* [Extracted material]
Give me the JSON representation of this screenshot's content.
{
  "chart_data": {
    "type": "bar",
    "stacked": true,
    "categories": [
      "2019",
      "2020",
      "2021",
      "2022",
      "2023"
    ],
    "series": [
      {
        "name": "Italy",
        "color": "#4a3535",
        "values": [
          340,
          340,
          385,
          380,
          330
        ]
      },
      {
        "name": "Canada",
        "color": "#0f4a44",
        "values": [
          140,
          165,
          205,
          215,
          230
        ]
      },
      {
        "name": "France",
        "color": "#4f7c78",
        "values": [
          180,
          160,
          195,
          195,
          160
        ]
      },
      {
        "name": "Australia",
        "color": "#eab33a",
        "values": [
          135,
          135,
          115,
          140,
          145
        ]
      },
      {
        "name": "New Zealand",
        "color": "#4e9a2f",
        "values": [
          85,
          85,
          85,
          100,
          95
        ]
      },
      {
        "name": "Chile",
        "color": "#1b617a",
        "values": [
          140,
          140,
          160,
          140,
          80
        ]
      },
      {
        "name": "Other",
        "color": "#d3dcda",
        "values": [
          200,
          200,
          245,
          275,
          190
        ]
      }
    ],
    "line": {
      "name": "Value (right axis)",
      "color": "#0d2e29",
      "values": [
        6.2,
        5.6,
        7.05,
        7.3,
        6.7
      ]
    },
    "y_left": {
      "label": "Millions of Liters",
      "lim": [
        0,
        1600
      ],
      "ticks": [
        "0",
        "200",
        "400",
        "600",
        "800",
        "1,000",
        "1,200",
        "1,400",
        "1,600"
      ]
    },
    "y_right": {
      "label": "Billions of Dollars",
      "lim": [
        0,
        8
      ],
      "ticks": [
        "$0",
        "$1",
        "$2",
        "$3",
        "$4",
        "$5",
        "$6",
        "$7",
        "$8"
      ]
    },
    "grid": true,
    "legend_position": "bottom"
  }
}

* [Exercise goal] Gather every line from the listing above in which the word "name" appears.

* [Result for this task]
        "name": "Italy",
        "name": "Canada",
        "name": "France",
        "name": "Australia",
        "name": "New Zealand",
        "name": "Chile",
        "name": "Other",
      "name": "Value (right axis)",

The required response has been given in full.